■ RECORDS SUPPLIED:
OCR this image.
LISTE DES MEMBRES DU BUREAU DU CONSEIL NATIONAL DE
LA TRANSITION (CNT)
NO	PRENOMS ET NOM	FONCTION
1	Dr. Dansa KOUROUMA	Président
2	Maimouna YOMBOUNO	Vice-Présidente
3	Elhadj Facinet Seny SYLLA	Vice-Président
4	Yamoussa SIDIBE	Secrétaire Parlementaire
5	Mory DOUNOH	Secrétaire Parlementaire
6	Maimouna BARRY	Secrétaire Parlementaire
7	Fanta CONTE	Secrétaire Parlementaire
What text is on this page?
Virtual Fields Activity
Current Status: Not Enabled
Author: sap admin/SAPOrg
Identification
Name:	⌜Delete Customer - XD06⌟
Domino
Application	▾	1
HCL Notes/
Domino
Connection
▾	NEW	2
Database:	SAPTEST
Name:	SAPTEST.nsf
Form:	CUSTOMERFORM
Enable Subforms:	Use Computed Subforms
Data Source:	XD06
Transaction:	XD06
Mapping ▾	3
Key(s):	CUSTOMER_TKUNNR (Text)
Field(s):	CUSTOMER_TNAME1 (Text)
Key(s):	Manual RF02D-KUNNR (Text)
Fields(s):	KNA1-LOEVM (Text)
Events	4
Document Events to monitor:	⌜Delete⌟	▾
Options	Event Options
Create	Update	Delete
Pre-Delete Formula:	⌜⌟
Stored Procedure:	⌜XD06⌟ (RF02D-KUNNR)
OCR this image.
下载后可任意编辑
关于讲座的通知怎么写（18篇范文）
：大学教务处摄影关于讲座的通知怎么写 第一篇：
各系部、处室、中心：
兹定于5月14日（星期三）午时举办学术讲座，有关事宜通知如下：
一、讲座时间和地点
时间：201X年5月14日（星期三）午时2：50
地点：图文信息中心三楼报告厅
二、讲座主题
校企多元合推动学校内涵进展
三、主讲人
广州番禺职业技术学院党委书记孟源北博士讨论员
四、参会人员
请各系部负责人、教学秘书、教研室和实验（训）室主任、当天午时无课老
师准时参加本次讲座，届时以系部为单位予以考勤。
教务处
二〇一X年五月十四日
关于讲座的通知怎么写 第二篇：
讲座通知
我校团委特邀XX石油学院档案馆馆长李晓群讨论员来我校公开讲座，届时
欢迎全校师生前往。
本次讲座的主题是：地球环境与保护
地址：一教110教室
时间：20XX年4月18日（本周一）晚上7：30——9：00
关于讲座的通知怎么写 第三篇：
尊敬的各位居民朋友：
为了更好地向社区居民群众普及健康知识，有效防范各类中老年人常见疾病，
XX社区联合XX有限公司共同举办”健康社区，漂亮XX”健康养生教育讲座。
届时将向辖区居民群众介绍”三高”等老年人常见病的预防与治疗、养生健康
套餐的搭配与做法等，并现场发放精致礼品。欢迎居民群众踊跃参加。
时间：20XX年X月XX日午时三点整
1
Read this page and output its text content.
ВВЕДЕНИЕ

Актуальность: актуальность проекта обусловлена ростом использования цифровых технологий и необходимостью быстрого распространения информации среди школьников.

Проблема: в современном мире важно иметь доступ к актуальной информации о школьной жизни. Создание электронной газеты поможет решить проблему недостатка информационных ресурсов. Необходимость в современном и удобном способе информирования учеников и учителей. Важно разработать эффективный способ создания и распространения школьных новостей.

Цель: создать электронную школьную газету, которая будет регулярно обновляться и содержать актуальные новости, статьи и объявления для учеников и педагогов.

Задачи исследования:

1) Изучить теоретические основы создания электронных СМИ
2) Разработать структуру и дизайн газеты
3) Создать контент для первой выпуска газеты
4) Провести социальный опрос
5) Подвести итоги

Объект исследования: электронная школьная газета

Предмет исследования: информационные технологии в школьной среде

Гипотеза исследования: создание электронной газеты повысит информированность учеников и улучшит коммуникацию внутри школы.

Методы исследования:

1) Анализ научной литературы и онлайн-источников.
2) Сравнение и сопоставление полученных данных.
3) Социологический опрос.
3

■ EXERCISE DESCRIPTION: Say how many lines in the entries contain the string "опрос", and say nothing else.

■ EXERCISE RESULT: 2